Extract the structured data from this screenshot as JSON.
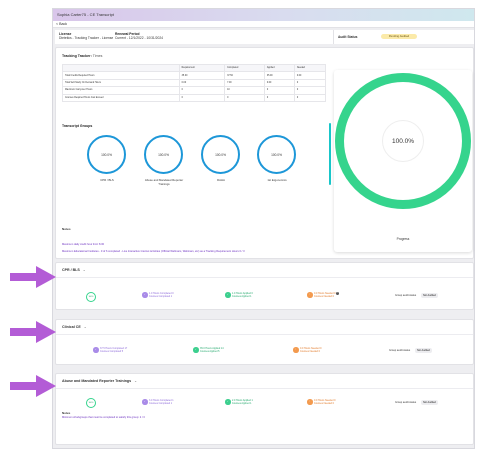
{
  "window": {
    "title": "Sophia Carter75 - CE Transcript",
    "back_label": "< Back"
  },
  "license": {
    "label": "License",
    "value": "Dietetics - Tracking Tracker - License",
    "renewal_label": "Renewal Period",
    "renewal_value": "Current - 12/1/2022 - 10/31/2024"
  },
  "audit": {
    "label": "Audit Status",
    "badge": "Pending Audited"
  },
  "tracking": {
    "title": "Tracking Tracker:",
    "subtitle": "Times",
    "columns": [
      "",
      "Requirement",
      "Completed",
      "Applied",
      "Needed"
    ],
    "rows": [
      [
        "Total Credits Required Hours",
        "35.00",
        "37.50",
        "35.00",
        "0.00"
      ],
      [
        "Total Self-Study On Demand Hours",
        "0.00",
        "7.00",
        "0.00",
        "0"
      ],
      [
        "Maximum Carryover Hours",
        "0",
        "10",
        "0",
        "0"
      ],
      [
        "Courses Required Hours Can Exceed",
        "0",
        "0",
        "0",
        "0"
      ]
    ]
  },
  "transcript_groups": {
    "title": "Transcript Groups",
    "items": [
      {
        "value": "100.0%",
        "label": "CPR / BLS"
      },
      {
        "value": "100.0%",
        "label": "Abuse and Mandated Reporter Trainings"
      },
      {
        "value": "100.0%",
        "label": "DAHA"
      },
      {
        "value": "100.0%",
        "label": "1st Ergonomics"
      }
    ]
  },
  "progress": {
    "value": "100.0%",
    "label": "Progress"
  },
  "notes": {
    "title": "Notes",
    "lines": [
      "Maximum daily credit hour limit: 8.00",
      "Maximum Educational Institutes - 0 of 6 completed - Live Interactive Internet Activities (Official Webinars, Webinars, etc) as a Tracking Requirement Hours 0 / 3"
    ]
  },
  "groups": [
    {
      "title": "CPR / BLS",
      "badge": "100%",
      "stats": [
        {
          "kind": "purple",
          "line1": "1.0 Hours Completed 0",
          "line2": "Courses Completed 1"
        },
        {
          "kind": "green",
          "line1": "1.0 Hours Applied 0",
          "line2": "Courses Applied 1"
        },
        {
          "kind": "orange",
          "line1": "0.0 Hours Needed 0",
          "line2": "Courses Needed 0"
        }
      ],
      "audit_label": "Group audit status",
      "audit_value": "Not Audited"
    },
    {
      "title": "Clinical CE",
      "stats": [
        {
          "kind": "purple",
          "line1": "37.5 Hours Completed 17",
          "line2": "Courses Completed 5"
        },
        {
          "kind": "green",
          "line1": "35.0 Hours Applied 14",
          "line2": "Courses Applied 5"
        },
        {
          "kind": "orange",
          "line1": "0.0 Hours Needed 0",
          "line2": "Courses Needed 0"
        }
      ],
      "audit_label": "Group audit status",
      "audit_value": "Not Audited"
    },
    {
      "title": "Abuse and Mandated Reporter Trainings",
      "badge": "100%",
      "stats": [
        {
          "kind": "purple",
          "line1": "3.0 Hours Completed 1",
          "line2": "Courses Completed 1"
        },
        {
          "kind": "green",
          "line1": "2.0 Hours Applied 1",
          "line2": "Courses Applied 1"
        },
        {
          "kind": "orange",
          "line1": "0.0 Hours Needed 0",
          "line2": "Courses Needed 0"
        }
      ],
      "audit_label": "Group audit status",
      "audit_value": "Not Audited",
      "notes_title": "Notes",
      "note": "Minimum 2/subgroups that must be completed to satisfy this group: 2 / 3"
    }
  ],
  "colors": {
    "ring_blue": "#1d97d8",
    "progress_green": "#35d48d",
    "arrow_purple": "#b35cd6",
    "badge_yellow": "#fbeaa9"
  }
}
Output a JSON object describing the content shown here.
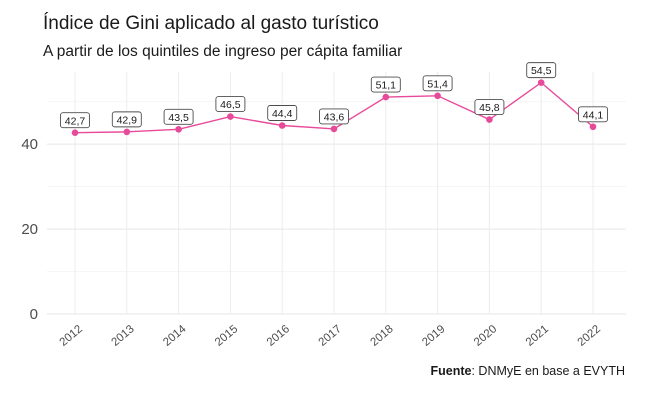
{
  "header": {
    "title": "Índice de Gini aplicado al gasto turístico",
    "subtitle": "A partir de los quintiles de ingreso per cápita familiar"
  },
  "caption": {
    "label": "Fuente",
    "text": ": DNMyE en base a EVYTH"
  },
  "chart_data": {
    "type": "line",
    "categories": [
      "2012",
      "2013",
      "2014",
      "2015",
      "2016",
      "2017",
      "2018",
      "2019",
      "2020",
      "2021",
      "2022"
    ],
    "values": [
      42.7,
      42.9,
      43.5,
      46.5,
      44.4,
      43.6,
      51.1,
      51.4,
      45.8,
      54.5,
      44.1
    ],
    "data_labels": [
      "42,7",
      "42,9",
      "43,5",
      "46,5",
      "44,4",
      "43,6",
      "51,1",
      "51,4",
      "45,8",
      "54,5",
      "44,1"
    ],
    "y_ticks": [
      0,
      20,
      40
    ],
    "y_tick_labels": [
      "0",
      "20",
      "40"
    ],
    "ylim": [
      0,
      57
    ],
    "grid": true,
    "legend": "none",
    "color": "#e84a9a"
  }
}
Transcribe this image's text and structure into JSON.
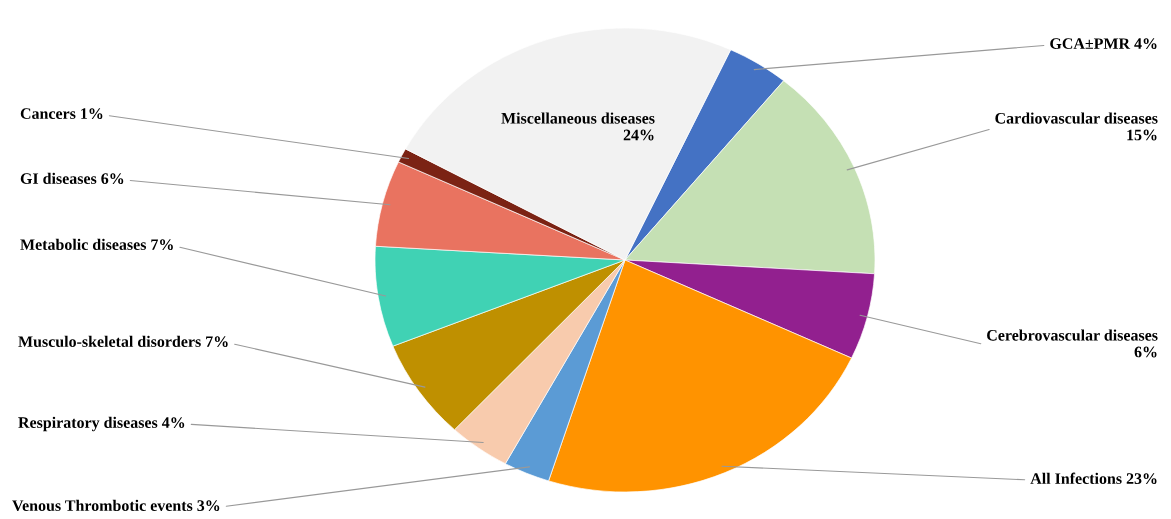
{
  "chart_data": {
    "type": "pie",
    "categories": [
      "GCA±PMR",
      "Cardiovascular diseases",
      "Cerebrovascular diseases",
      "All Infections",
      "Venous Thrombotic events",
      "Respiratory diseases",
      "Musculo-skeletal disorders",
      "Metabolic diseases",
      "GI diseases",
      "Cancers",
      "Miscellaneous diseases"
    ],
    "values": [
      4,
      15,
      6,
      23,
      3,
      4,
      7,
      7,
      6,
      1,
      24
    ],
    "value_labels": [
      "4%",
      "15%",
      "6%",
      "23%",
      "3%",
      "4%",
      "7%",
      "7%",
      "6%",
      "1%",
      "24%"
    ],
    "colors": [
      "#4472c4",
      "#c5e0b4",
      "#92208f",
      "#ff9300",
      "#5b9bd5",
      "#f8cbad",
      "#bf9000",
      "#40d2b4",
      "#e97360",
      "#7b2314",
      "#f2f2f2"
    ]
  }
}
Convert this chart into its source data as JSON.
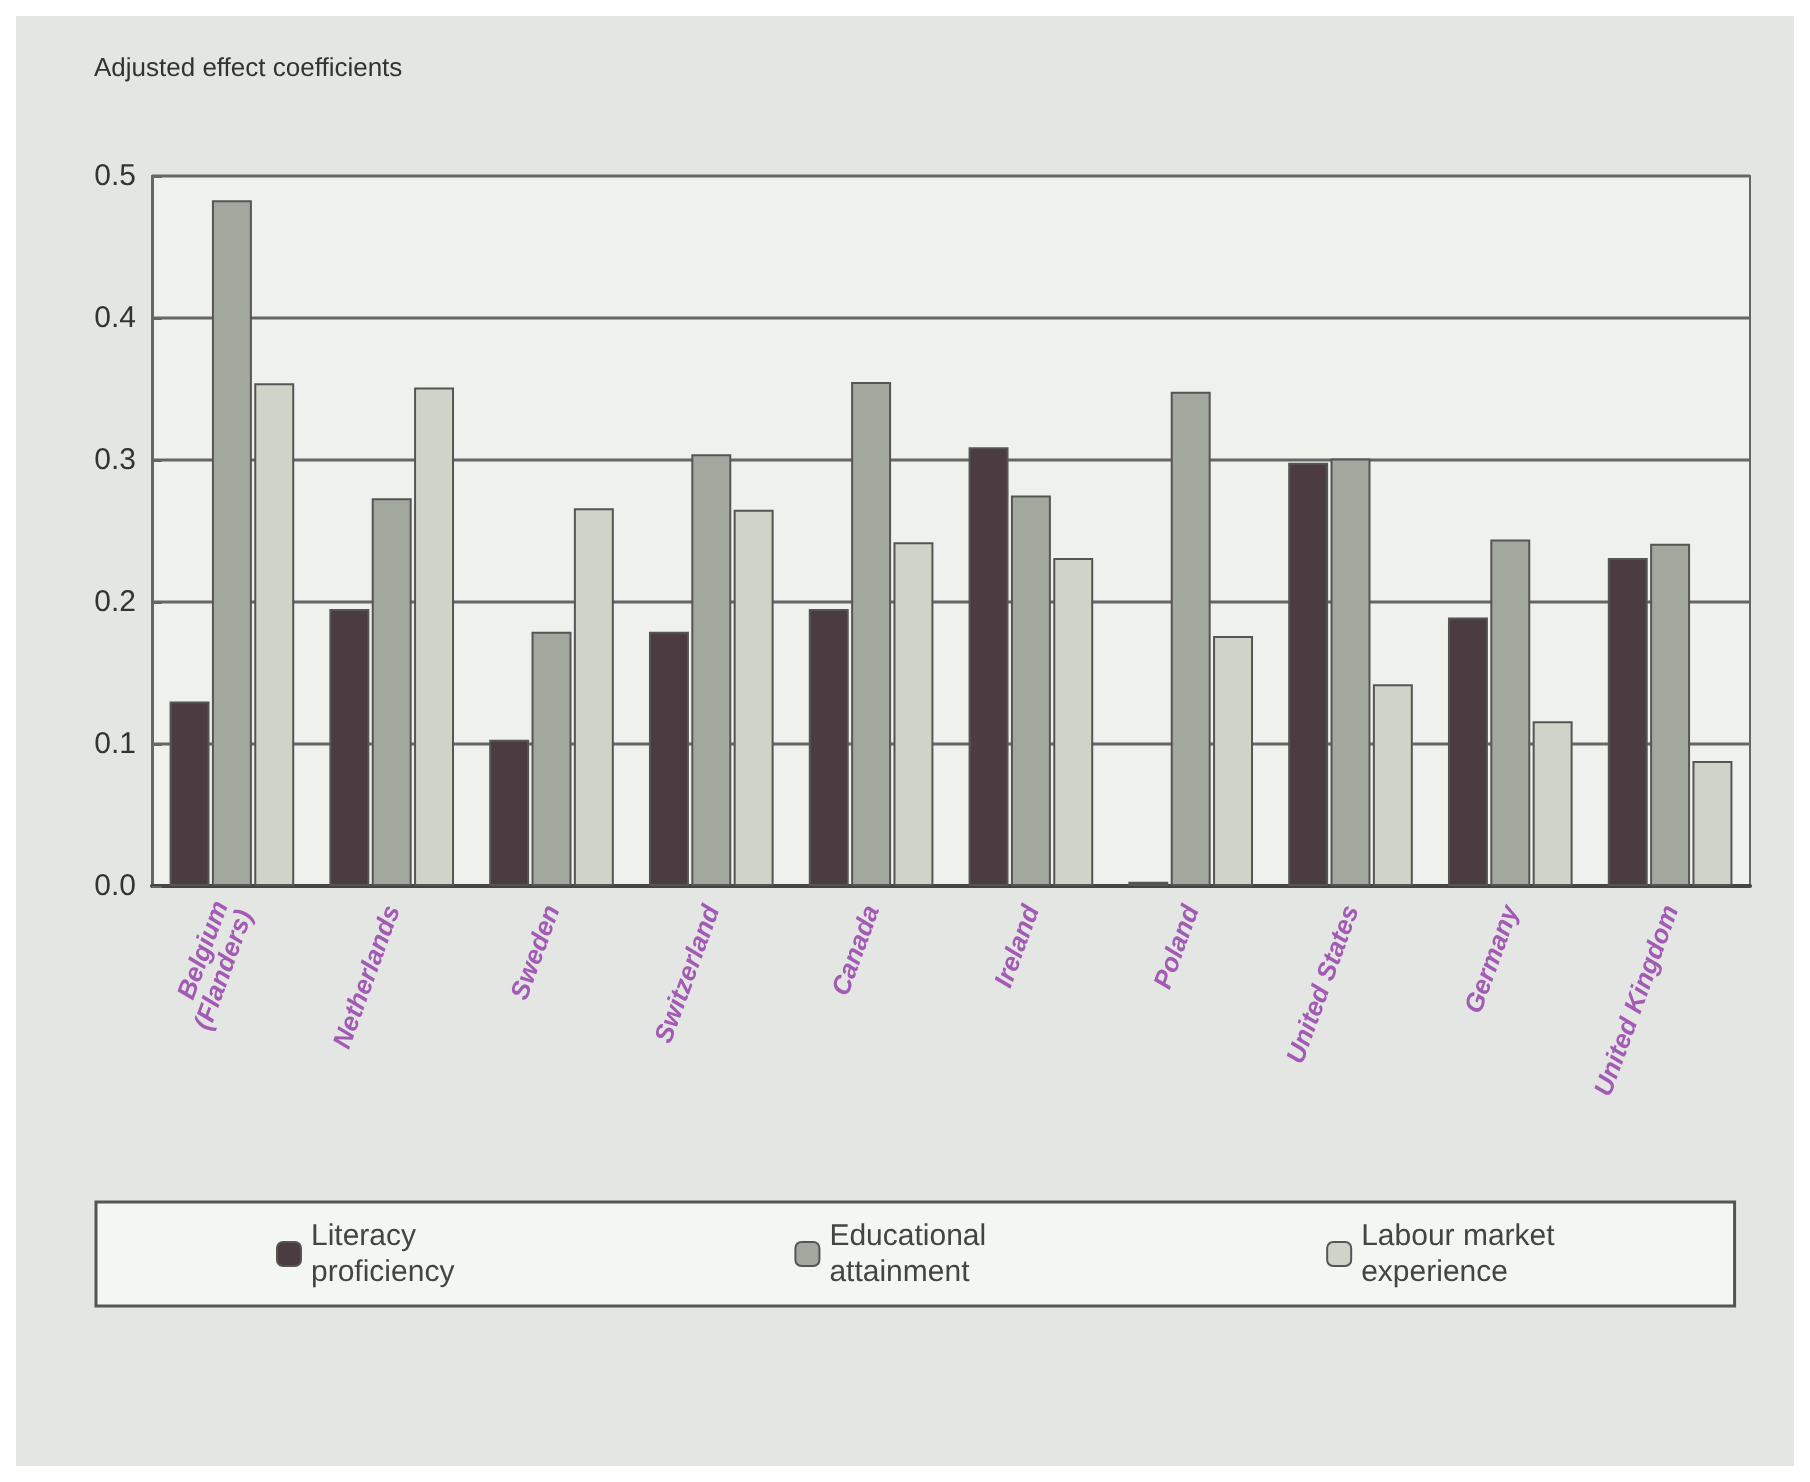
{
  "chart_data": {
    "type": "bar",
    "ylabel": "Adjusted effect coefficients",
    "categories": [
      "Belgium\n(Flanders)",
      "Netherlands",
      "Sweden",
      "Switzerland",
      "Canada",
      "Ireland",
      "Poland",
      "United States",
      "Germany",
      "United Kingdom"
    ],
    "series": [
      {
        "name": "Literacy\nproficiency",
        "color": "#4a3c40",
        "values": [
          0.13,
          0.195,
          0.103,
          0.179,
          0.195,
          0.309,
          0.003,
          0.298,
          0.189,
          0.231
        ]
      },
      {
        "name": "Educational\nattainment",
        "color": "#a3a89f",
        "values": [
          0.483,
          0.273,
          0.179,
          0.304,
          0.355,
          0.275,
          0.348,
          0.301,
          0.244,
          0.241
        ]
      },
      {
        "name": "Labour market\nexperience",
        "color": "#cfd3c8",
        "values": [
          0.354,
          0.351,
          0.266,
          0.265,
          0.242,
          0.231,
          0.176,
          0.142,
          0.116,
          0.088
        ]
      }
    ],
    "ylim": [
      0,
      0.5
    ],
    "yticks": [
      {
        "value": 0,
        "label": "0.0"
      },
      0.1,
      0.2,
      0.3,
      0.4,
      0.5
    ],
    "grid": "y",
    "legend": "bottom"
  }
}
****
Task instructions |
Quote each record exactly as it stands, minus the pictures.

Reply to the exercise |
Extract the structured data from this screenshot as JSON.
{
  "window": {
    "title": "Sophia Carter75 - CE Transcript",
    "back_label": "< Back"
  },
  "license": {
    "label": "License",
    "value": "Dietetics - Tracking Tracker - License",
    "renewal_label": "Renewal Period",
    "renewal_value": "Current - 12/1/2022 - 10/31/2024"
  },
  "audit": {
    "label": "Audit Status",
    "badge": "Pending Audited"
  },
  "tracking": {
    "title": "Tracking Tracker:",
    "subtitle": "Times",
    "columns": [
      "",
      "Requirement",
      "Completed",
      "Applied",
      "Needed"
    ],
    "rows": [
      [
        "Total Credits Required Hours",
        "35.00",
        "37.50",
        "35.00",
        "0.00"
      ],
      [
        "Total Self-Study On Demand Hours",
        "0.00",
        "7.00",
        "0.00",
        "0"
      ],
      [
        "Maximum Carryover Hours",
        "0",
        "10",
        "0",
        "0"
      ],
      [
        "Courses Required Hours Can Exceed",
        "0",
        "0",
        "0",
        "0"
      ]
    ]
  },
  "transcript_groups": {
    "title": "Transcript Groups",
    "items": [
      {
        "value": "100.0%",
        "label": "CPR / BLS"
      },
      {
        "value": "100.0%",
        "label": "Abuse and Mandated Reporter Trainings"
      },
      {
        "value": "100.0%",
        "label": "DAHA"
      },
      {
        "value": "100.0%",
        "label": "1st Ergonomics"
      }
    ]
  },
  "progress": {
    "value": "100.0%",
    "label": "Progress"
  },
  "notes": {
    "title": "Notes",
    "lines": [
      "Maximum daily credit hour limit: 8.00",
      "Maximum Educational Institutes - 0 of 6 completed - Live Interactive Internet Activities (Official Webinars, Webinars, etc) as a Tracking Requirement Hours 0 / 3"
    ]
  },
  "groups": [
    {
      "title": "CPR / BLS",
      "badge": "100%",
      "stats": [
        {
          "kind": "purple",
          "line1": "1.0 Hours Completed 0",
          "line2": "Courses Completed 1"
        },
        {
          "kind": "green",
          "line1": "1.0 Hours Applied 0",
          "line2": "Courses Applied 1"
        },
        {
          "kind": "orange",
          "line1": "0.0 Hours Needed 0",
          "line2": "Courses Needed 0"
        }
      ],
      "audit_label": "Group audit status",
      "audit_value": "Not Audited"
    },
    {
      "title": "Clinical CE",
      "stats": [
        {
          "kind": "purple",
          "line1": "37.5 Hours Completed 17",
          "line2": "Courses Completed 5"
        },
        {
          "kind": "green",
          "line1": "35.0 Hours Applied 14",
          "line2": "Courses Applied 5"
        },
        {
          "kind": "orange",
          "line1": "0.0 Hours Needed 0",
          "line2": "Courses Needed 0"
        }
      ],
      "audit_label": "Group audit status",
      "audit_value": "Not Audited"
    },
    {
      "title": "Abuse and Mandated Reporter Trainings",
      "badge": "100%",
      "stats": [
        {
          "kind": "purple",
          "line1": "3.0 Hours Completed 1",
          "line2": "Courses Completed 1"
        },
        {
          "kind": "green",
          "line1": "2.0 Hours Applied 1",
          "line2": "Courses Applied 1"
        },
        {
          "kind": "orange",
          "line1": "0.0 Hours Needed 0",
          "line2": "Courses Needed 0"
        }
      ],
      "audit_label": "Group audit status",
      "audit_value": "Not Audited",
      "notes_title": "Notes",
      "note": "Minimum 2/subgroups that must be completed to satisfy this group: 2 / 3"
    }
  ],
  "colors": {
    "ring_blue": "#1d97d8",
    "progress_green": "#35d48d",
    "arrow_purple": "#b35cd6",
    "badge_yellow": "#fbeaa9"
  }
}
Output a JSON object describing the content shown here.
{
  "header": {
    "title": "Índice de Gini aplicado al gasto turístico",
    "subtitle": "A partir de los quintiles de ingreso per cápita familiar"
  },
  "caption": {
    "label": "Fuente",
    "text": ": DNMyE en base a EVYTH"
  },
  "chart_data": {
    "type": "line",
    "categories": [
      "2012",
      "2013",
      "2014",
      "2015",
      "2016",
      "2017",
      "2018",
      "2019",
      "2020",
      "2021",
      "2022"
    ],
    "values": [
      42.7,
      42.9,
      43.5,
      46.5,
      44.4,
      43.6,
      51.1,
      51.4,
      45.8,
      54.5,
      44.1
    ],
    "data_labels": [
      "42,7",
      "42,9",
      "43,5",
      "46,5",
      "44,4",
      "43,6",
      "51,1",
      "51,4",
      "45,8",
      "54,5",
      "44,1"
    ],
    "y_ticks": [
      0,
      20,
      40
    ],
    "y_tick_labels": [
      "0",
      "20",
      "40"
    ],
    "ylim": [
      0,
      57
    ],
    "grid": true,
    "legend": "none",
    "color": "#e84a9a"
  }
}
Transcribe this image's text and structure into JSON.
{
  "chart_data": {
    "type": "pie",
    "categories": [
      "GCA±PMR",
      "Cardiovascular diseases",
      "Cerebrovascular diseases",
      "All Infections",
      "Venous Thrombotic events",
      "Respiratory diseases",
      "Musculo-skeletal disorders",
      "Metabolic diseases",
      "GI diseases",
      "Cancers",
      "Miscellaneous diseases"
    ],
    "values": [
      4,
      15,
      6,
      23,
      3,
      4,
      7,
      7,
      6,
      1,
      24
    ],
    "value_labels": [
      "4%",
      "15%",
      "6%",
      "23%",
      "3%",
      "4%",
      "7%",
      "7%",
      "6%",
      "1%",
      "24%"
    ],
    "colors": [
      "#4472c4",
      "#c5e0b4",
      "#92208f",
      "#ff9300",
      "#5b9bd5",
      "#f8cbad",
      "#bf9000",
      "#40d2b4",
      "#e97360",
      "#7b2314",
      "#f2f2f2"
    ]
  }
}
Convert this chart into its source data as JSON.
{
  "chart_data": {
    "type": "bar",
    "ylabel": "Adjusted effect coefficients",
    "categories": [
      "Belgium\n(Flanders)",
      "Netherlands",
      "Sweden",
      "Switzerland",
      "Canada",
      "Ireland",
      "Poland",
      "United States",
      "Germany",
      "United Kingdom"
    ],
    "series": [
      {
        "name": "Literacy\nproficiency",
        "color": "#4a3c40",
        "values": [
          0.13,
          0.195,
          0.103,
          0.179,
          0.195,
          0.309,
          0.003,
          0.298,
          0.189,
          0.231
        ]
      },
      {
        "name": "Educational\nattainment",
        "color": "#a3a89f",
        "values": [
          0.483,
          0.273,
          0.179,
          0.304,
          0.355,
          0.275,
          0.348,
          0.301,
          0.244,
          0.241
        ]
      },
      {
        "name": "Labour market\nexperience",
        "color": "#cfd3c8",
        "values": [
          0.354,
          0.351,
          0.266,
          0.265,
          0.242,
          0.231,
          0.176,
          0.142,
          0.116,
          0.088
        ]
      }
    ],
    "ylim": [
      0,
      0.5
    ],
    "yticks": [
      {
        "value": 0,
        "label": "0.0"
      },
      0.1,
      0.2,
      0.3,
      0.4,
      0.5
    ],
    "grid": "y",
    "legend": "bottom"
  }
}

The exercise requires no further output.